YOUR GOAL: Pictures in the records should not be copied, but every other part must be repeated exactly.

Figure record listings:
--------------------

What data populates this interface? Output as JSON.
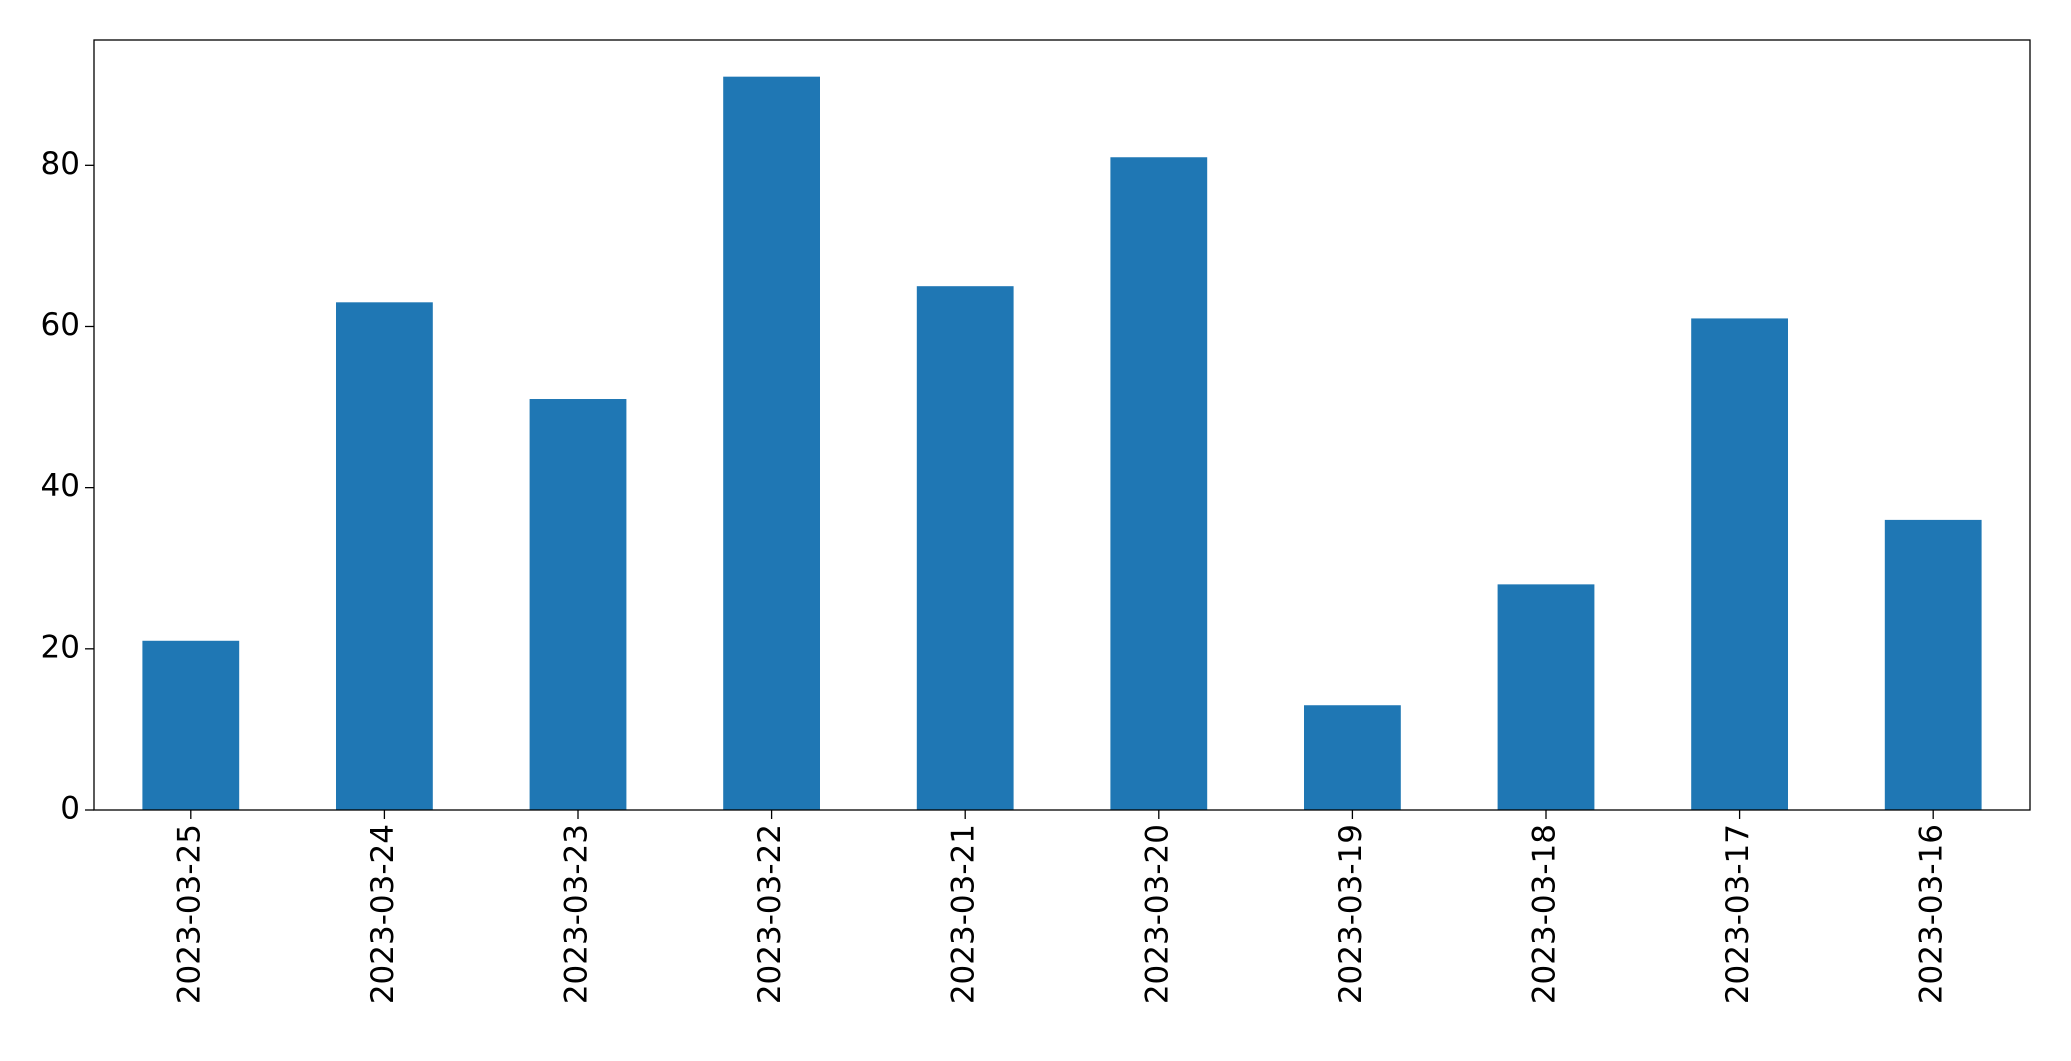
{
  "chart_data": {
    "type": "bar",
    "categories": [
      "2023-03-25",
      "2023-03-24",
      "2023-03-23",
      "2023-03-22",
      "2023-03-21",
      "2023-03-20",
      "2023-03-19",
      "2023-03-18",
      "2023-03-17",
      "2023-03-16"
    ],
    "values": [
      21,
      63,
      51,
      91,
      65,
      81,
      13,
      28,
      61,
      36
    ],
    "color": "#1f77b4",
    "ylim": [
      0,
      95.55
    ],
    "yticks": [
      0,
      20,
      40,
      60,
      80
    ],
    "grid": false
  }
}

--------------------

COMPLETED TASK:
What data populates this interface? Output as JSON.
{
  "chart_data": {
    "type": "bar",
    "categories": [
      "2023-03-25",
      "2023-03-24",
      "2023-03-23",
      "2023-03-22",
      "2023-03-21",
      "2023-03-20",
      "2023-03-19",
      "2023-03-18",
      "2023-03-17",
      "2023-03-16"
    ],
    "values": [
      21,
      63,
      51,
      91,
      65,
      81,
      13,
      28,
      61,
      36
    ],
    "color": "#1f77b4",
    "ylim": [
      0,
      95.55
    ],
    "yticks": [
      0,
      20,
      40,
      60,
      80
    ],
    "grid": false
  }
}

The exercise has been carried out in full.